Locate the word "this" in the material, then show every line that holds it.

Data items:
-=-=-

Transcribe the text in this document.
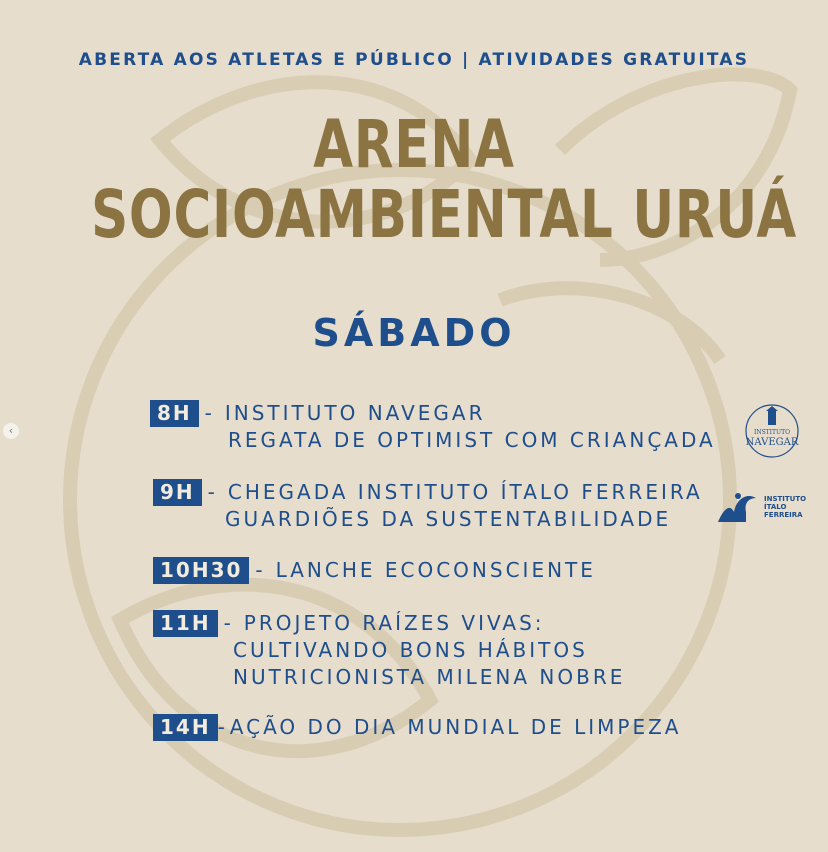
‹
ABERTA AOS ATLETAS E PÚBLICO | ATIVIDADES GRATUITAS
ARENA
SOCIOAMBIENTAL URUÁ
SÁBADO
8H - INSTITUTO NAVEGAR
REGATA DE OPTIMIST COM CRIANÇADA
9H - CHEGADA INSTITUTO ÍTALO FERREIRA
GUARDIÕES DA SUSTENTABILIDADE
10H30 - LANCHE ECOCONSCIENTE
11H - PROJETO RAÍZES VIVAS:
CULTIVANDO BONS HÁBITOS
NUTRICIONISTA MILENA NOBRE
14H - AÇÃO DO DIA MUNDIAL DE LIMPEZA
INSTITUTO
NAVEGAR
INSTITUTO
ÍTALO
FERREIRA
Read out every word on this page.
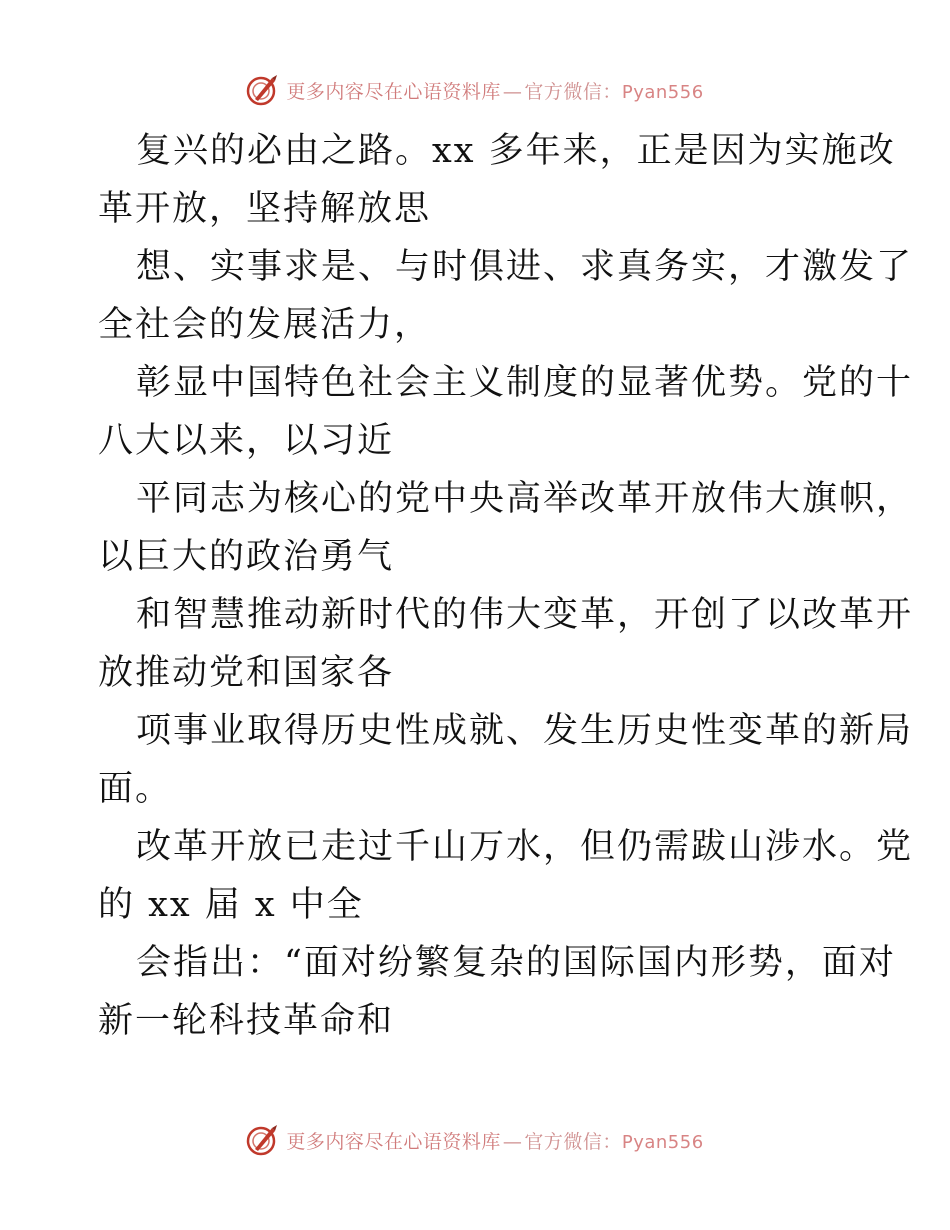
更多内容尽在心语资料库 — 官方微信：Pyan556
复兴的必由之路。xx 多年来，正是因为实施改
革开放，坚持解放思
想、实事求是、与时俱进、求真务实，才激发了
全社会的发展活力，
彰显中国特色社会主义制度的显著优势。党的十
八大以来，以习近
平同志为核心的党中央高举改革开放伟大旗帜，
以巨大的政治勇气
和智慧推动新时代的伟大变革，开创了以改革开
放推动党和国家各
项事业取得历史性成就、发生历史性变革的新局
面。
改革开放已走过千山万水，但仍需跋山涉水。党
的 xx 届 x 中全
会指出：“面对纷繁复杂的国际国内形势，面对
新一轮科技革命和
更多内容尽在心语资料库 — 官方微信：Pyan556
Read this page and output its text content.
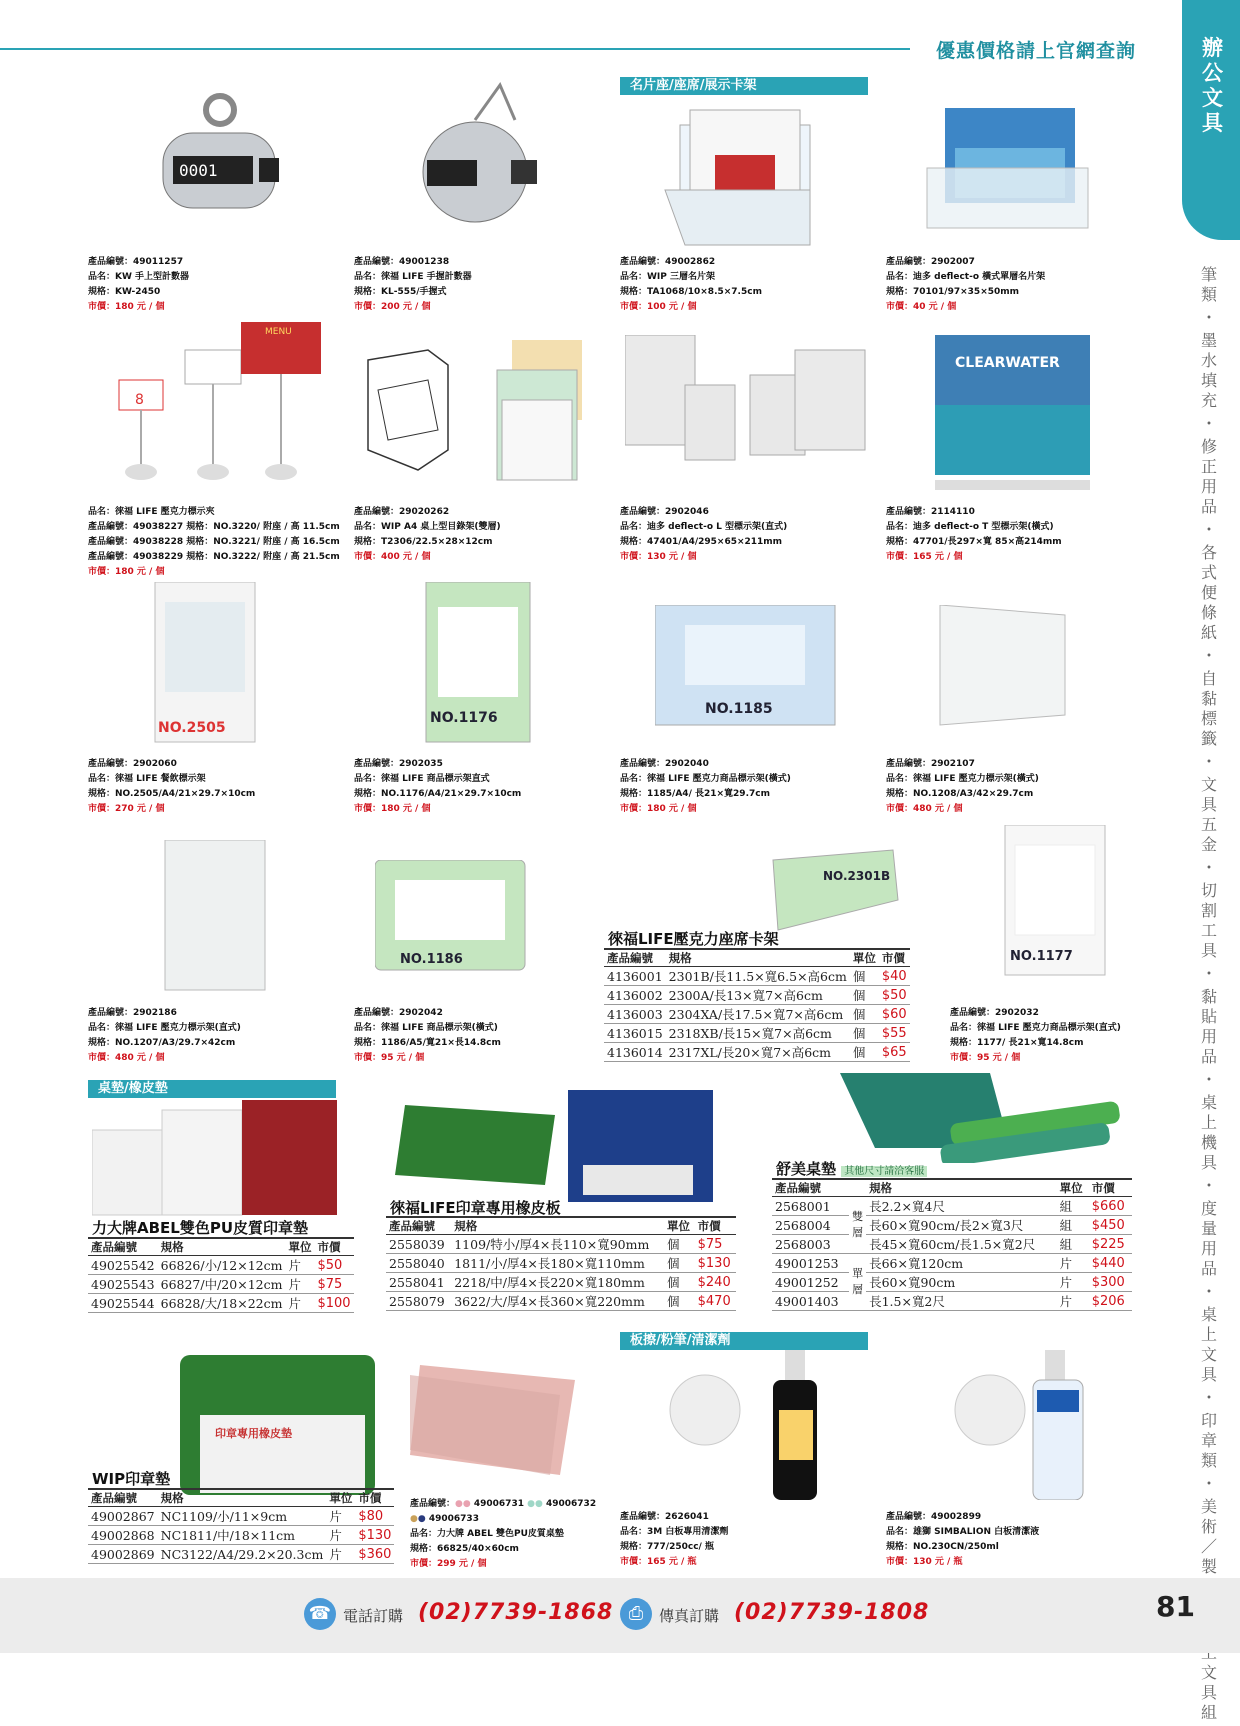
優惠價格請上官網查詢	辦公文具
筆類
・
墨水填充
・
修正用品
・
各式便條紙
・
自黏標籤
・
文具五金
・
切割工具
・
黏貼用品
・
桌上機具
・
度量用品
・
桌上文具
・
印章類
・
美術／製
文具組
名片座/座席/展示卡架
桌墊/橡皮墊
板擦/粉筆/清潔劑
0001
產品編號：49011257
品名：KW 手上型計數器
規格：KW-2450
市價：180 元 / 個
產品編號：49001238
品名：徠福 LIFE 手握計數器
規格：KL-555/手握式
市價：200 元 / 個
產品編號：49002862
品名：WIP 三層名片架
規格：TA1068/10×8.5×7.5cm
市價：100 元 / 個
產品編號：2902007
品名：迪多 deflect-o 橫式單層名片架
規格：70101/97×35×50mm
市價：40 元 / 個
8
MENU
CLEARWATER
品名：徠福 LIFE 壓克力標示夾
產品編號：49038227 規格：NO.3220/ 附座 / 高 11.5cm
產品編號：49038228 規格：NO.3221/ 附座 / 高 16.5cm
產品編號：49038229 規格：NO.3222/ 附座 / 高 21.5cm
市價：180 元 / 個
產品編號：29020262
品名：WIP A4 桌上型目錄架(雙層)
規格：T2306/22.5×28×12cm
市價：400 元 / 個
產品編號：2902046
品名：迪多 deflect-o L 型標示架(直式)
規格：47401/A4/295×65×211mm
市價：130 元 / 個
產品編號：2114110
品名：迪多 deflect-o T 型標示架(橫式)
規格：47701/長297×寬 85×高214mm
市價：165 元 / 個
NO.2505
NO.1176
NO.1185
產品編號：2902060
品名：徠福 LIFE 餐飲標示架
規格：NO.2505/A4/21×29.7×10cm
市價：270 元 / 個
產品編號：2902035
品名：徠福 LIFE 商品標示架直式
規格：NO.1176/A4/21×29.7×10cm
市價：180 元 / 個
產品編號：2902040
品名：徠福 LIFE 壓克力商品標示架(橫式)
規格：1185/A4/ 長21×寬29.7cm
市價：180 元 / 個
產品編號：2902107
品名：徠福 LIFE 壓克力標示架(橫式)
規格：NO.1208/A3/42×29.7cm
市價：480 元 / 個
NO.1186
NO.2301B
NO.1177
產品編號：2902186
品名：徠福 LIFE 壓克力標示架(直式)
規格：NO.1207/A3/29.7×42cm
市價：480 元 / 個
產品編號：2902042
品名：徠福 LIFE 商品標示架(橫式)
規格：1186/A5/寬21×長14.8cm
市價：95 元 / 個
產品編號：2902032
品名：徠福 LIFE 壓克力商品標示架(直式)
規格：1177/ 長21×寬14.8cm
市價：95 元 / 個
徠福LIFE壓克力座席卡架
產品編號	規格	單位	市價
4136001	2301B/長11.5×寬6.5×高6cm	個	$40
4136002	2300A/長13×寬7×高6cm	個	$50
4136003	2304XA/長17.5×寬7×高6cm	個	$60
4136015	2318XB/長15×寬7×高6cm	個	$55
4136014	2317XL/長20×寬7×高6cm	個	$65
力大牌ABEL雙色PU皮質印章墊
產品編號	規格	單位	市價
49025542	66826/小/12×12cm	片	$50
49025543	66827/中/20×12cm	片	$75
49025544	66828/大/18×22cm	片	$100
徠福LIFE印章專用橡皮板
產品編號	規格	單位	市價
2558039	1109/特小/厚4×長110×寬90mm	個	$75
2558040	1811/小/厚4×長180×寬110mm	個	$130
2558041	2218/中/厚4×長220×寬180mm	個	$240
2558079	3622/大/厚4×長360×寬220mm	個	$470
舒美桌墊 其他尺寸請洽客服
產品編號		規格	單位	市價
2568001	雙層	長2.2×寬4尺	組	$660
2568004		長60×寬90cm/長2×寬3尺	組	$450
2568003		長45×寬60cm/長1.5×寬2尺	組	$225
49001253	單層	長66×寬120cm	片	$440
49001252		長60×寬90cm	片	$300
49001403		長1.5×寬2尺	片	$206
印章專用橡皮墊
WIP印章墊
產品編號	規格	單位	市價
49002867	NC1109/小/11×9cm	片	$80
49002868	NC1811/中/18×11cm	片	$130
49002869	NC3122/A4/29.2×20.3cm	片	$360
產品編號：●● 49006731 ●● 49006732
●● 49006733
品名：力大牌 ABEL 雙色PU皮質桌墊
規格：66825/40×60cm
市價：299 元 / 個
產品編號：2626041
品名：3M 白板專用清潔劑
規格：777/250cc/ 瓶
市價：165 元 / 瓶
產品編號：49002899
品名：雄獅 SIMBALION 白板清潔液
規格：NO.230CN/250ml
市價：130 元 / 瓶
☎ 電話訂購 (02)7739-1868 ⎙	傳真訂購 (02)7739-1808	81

-=-=-

**RESPONSE TO THE EXERCISE:**
Transcribe the text in this document.
Read out every word on this page.
Read this page and output its text content.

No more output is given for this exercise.